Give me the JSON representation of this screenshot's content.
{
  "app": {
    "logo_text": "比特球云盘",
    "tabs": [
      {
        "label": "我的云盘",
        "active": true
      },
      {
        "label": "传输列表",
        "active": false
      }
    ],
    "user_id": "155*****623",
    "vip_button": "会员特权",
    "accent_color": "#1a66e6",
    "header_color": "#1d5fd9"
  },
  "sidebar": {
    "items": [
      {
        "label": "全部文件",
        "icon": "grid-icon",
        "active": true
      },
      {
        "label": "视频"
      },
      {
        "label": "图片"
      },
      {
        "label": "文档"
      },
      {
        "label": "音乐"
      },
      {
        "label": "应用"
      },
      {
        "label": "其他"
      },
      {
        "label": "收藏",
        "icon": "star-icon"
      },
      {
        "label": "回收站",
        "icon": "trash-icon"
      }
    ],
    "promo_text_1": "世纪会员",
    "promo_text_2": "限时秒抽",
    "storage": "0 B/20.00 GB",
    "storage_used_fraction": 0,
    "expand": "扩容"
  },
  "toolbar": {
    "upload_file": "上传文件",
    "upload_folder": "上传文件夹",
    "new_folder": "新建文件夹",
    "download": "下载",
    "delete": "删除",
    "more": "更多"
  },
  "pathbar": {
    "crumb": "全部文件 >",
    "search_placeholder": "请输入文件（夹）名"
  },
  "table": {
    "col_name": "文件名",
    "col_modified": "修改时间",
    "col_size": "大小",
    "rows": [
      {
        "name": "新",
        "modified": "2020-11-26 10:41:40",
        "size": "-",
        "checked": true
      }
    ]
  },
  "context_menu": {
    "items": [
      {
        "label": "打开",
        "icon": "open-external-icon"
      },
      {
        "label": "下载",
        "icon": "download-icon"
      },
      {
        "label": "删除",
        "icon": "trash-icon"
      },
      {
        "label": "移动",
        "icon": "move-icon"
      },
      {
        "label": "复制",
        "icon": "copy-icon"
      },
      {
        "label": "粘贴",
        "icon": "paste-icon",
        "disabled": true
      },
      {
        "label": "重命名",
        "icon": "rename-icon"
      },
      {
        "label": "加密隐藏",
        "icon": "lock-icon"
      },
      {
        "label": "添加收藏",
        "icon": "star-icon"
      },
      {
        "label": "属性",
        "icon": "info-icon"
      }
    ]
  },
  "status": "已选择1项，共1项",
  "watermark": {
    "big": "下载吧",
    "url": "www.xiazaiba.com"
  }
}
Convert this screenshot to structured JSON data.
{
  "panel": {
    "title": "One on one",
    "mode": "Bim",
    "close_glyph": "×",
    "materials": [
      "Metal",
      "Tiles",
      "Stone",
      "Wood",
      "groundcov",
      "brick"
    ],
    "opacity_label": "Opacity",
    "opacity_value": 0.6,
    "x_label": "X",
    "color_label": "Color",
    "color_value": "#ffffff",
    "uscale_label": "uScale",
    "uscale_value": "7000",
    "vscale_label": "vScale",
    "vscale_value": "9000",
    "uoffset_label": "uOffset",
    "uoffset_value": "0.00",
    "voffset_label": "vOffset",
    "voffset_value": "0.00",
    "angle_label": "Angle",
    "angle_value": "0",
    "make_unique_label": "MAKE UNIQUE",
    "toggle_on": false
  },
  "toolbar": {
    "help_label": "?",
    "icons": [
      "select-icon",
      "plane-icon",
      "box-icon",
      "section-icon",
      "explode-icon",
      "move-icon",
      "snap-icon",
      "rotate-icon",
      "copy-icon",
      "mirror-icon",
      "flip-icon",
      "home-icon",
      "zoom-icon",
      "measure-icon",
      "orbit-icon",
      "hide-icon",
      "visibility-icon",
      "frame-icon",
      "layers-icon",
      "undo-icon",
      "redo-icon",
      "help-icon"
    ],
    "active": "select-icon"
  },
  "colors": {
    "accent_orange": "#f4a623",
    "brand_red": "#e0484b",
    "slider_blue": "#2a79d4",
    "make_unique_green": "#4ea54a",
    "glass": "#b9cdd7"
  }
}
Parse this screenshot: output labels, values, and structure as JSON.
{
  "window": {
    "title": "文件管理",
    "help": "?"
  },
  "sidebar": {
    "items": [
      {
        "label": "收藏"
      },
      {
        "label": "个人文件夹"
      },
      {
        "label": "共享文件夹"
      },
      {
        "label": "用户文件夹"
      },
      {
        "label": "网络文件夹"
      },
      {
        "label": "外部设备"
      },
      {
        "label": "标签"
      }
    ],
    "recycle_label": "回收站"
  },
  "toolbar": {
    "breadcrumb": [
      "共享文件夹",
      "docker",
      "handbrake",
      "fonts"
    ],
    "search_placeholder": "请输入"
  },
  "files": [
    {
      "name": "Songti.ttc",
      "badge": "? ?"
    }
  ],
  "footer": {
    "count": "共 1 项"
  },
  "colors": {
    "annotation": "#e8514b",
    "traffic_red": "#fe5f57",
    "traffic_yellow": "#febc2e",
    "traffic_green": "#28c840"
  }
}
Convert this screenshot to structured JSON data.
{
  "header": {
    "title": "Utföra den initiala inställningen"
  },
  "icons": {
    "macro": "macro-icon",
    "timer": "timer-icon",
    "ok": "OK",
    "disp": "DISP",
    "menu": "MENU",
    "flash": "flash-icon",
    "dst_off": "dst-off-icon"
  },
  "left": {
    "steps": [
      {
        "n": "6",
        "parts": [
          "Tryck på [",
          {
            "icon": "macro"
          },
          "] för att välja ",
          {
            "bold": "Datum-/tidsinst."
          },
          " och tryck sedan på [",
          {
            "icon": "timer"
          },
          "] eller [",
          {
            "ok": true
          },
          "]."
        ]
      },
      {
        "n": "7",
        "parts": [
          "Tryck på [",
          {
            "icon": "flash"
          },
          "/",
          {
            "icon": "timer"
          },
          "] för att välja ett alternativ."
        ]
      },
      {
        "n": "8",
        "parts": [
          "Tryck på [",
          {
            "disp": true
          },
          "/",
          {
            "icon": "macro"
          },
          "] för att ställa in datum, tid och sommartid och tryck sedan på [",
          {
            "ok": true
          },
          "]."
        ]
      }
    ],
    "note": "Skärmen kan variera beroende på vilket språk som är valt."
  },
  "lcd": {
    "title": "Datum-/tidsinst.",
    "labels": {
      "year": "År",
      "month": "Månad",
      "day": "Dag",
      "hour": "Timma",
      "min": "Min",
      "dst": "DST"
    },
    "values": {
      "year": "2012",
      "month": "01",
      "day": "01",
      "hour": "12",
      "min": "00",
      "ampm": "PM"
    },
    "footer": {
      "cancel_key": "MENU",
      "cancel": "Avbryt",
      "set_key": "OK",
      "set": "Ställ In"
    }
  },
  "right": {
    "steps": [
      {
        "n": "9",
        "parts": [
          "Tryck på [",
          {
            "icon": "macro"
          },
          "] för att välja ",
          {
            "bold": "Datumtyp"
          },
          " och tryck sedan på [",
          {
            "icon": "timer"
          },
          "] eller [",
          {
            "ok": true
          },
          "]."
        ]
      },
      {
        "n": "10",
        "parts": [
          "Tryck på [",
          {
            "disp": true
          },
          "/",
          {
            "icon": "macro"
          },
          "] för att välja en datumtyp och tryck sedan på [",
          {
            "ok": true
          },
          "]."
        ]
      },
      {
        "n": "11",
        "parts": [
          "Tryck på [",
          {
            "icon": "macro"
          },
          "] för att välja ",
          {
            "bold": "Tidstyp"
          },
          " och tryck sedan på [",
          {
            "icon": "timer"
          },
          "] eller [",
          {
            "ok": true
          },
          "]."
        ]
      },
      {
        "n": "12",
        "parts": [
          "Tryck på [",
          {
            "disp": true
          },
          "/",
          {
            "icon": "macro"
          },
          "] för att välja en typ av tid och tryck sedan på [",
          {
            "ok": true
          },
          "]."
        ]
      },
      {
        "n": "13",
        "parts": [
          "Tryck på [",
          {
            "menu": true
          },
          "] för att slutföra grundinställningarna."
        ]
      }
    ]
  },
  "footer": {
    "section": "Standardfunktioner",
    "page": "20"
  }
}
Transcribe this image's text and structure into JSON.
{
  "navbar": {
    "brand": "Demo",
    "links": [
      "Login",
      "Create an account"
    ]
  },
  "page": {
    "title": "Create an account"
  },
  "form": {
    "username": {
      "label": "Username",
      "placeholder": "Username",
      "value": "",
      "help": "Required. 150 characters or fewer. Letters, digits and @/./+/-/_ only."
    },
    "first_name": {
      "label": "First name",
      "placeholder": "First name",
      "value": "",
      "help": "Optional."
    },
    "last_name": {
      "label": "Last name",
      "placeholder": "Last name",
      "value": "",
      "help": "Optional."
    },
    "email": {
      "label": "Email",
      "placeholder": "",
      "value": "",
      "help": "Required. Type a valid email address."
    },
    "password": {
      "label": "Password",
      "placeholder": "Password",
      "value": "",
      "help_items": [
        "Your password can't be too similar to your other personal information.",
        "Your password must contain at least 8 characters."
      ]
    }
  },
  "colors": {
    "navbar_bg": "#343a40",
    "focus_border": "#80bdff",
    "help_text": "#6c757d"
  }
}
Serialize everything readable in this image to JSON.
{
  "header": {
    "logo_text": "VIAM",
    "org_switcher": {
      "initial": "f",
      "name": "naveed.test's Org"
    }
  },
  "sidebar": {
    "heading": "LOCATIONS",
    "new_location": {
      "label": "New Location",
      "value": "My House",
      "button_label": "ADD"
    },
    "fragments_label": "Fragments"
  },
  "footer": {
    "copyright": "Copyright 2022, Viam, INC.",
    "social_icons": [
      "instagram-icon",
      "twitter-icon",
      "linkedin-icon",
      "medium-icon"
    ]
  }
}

◆ **GOAL**
Where a line of the entries contains the word "characters", copy that line.

◆ **EXERCISE RESULT**
      "help": "Required. 150 characters or fewer. Letters, digits and @/./+/-/_ only."
        "Your password must contain at least 8 characters."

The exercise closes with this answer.